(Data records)

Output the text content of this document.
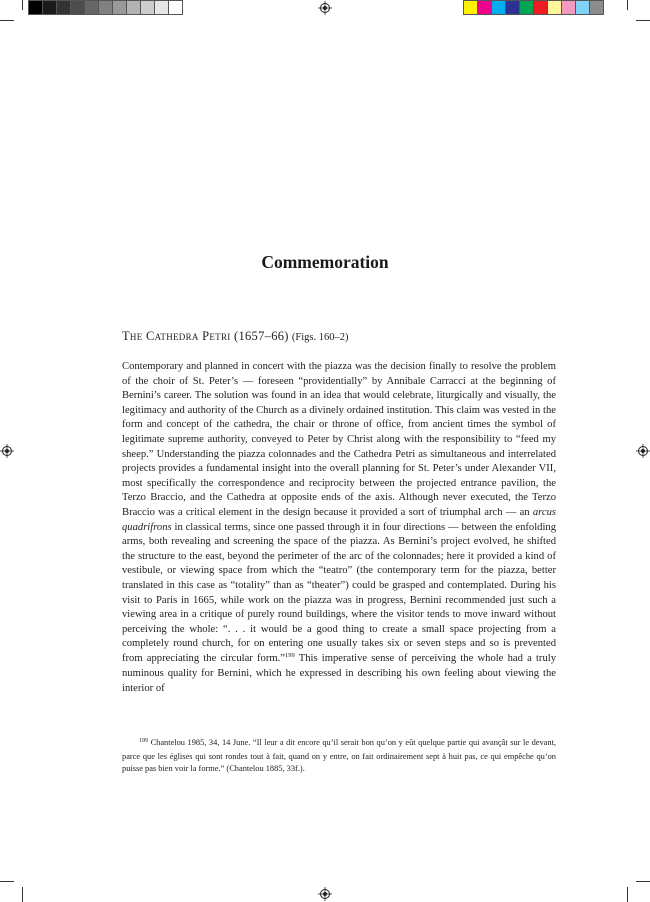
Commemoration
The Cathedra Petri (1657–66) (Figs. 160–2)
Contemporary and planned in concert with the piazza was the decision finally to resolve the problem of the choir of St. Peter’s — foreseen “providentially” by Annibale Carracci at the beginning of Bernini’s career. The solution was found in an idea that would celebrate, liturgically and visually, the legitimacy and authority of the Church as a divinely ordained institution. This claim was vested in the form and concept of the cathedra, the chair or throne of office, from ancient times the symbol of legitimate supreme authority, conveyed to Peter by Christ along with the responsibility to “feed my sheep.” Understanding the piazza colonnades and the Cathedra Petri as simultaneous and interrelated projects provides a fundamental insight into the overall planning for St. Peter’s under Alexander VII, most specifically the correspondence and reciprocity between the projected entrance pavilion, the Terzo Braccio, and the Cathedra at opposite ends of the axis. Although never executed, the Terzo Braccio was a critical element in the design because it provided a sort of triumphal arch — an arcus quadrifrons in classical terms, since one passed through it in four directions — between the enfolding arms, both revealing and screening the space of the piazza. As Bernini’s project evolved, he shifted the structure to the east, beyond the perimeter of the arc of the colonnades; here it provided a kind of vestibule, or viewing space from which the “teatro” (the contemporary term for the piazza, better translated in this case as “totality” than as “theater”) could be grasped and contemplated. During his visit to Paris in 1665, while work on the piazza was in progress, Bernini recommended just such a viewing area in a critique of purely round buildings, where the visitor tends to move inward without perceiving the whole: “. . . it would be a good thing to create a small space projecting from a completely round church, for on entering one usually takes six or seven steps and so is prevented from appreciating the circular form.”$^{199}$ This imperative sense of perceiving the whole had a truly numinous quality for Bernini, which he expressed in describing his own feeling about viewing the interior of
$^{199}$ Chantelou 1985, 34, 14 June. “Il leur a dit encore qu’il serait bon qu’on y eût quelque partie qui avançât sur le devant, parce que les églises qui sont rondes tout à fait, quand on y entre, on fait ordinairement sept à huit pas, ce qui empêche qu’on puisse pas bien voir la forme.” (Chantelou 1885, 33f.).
* * *
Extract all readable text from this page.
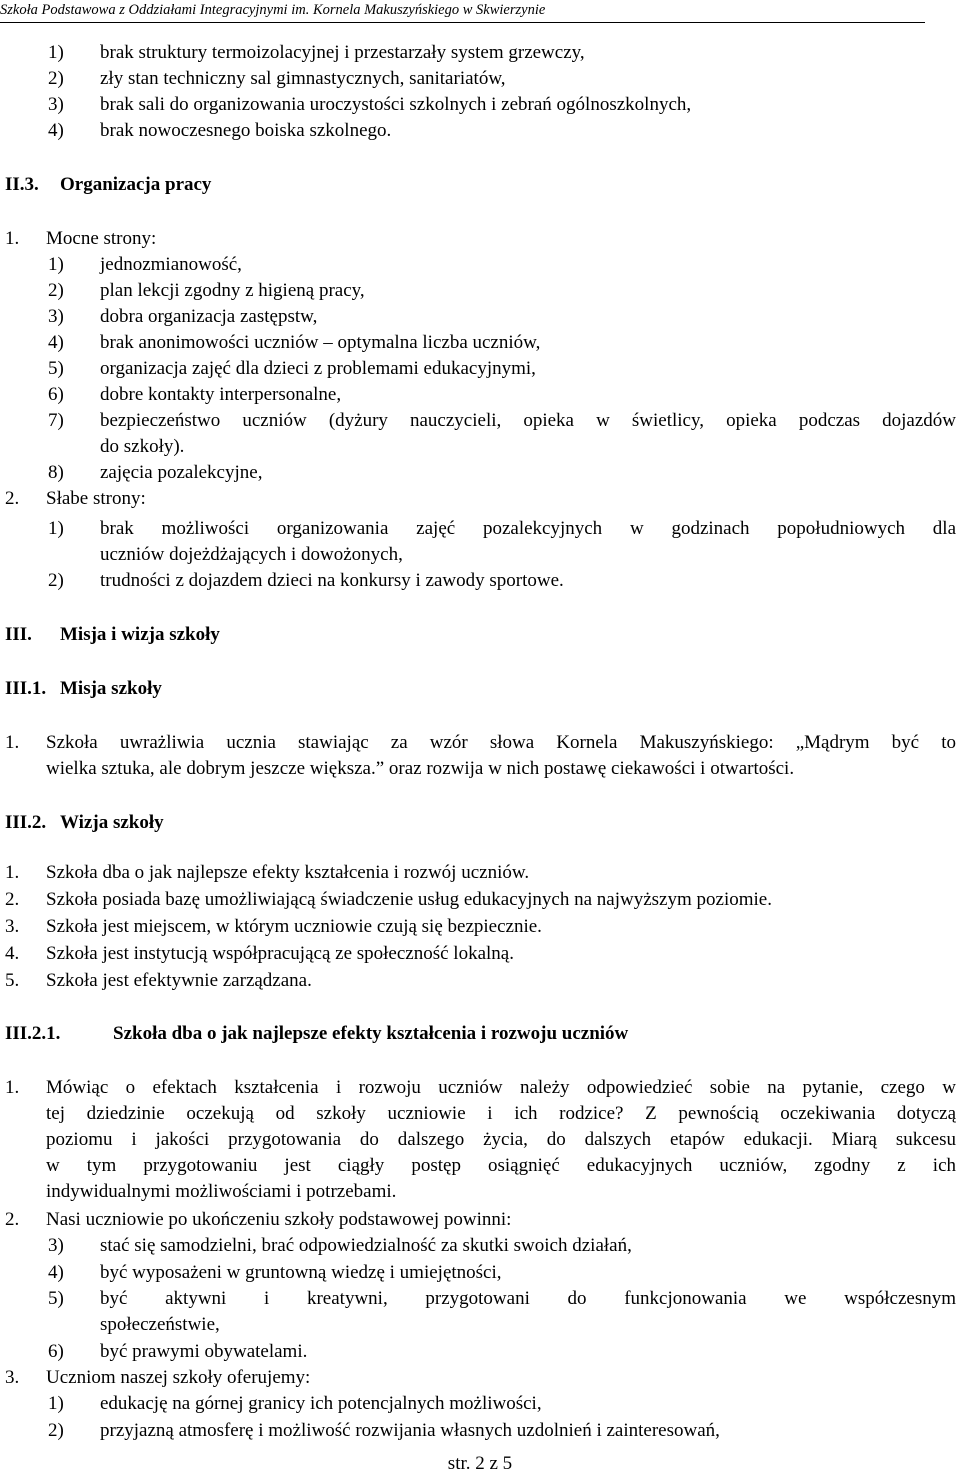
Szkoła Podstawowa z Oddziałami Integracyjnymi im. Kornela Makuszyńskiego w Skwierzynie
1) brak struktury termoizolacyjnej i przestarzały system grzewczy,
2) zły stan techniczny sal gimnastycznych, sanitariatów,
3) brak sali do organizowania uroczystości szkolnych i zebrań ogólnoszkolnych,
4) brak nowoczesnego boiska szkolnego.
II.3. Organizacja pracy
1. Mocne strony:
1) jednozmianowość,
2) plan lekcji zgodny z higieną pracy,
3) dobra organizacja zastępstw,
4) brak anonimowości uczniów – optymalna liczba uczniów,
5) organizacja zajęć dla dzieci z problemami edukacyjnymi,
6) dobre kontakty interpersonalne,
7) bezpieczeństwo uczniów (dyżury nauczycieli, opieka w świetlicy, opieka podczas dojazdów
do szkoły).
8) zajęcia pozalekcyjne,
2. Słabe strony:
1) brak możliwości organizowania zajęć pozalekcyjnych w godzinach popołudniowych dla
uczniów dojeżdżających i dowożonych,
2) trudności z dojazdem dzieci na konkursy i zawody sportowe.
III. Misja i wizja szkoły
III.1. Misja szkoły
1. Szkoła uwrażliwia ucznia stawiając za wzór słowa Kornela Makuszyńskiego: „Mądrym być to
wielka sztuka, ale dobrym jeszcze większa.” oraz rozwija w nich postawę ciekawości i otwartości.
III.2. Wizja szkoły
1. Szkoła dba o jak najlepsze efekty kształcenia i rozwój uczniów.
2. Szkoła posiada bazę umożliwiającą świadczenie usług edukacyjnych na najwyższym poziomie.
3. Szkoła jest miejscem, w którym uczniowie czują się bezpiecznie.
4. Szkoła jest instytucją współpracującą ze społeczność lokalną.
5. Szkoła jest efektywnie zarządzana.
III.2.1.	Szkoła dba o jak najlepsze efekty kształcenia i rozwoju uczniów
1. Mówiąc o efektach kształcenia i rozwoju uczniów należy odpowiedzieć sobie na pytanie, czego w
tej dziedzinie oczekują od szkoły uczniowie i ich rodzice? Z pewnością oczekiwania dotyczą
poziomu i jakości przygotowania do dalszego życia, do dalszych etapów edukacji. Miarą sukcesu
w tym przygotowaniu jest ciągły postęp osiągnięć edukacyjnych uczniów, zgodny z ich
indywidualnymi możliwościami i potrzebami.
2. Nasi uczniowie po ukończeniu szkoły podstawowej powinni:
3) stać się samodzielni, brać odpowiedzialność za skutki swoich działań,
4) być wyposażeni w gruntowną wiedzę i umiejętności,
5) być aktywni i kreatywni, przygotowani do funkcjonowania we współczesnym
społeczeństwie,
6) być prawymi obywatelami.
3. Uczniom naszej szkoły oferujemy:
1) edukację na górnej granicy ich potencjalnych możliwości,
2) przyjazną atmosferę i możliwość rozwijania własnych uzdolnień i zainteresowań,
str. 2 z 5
* * *
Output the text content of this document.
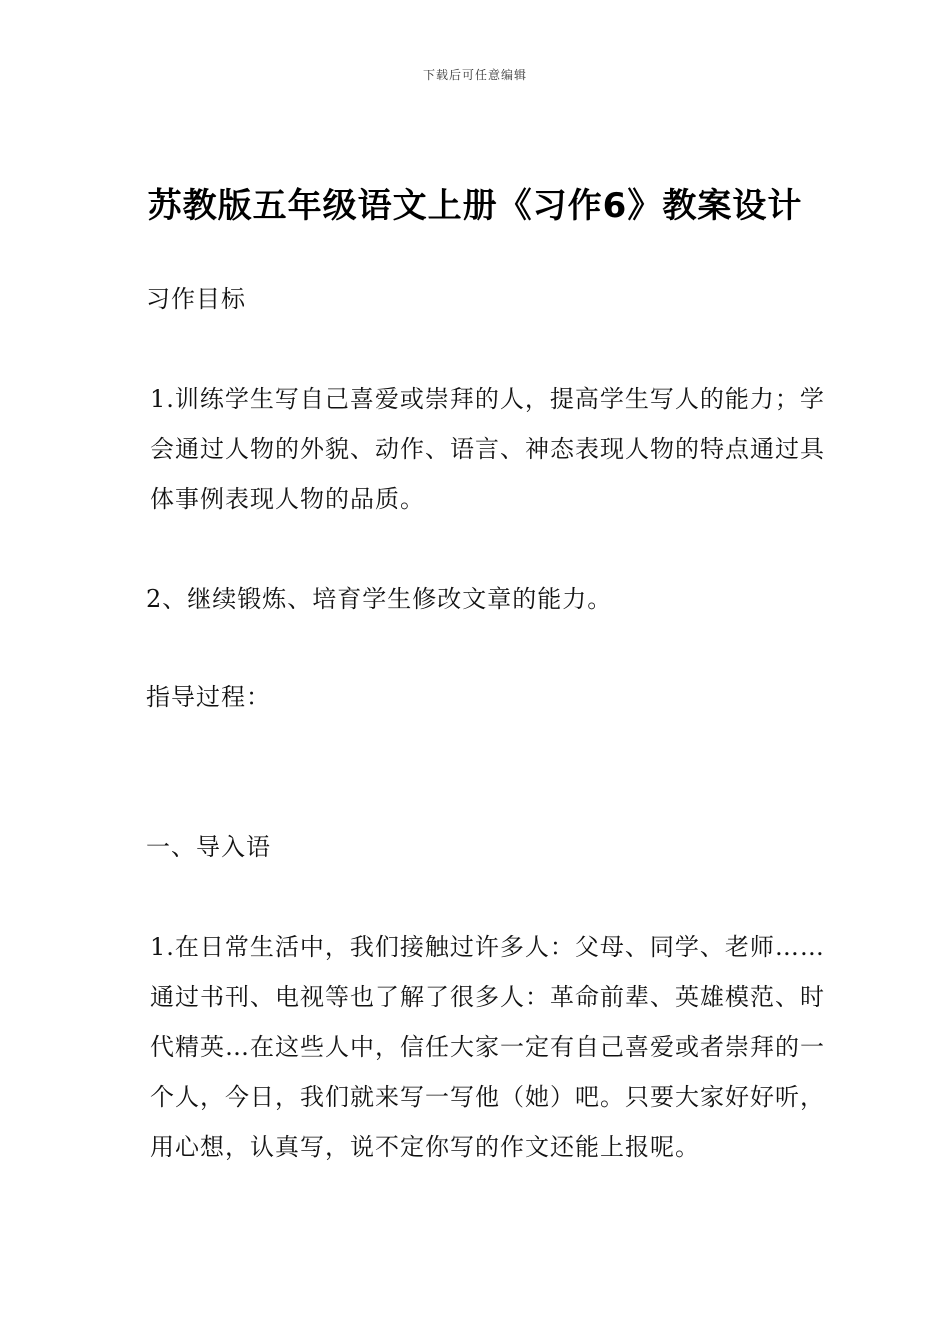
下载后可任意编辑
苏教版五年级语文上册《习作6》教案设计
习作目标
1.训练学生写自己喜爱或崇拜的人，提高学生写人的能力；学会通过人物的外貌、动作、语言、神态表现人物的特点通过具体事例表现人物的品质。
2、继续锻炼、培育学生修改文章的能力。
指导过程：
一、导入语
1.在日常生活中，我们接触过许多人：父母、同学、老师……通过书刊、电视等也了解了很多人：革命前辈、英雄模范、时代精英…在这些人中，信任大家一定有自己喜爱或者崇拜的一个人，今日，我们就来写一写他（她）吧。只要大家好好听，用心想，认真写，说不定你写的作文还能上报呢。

**What needs to be done:**
For the listing above, give the number of lines in which the string "najlepsze" occurs, and nothing else.

**Exercise solution:**
2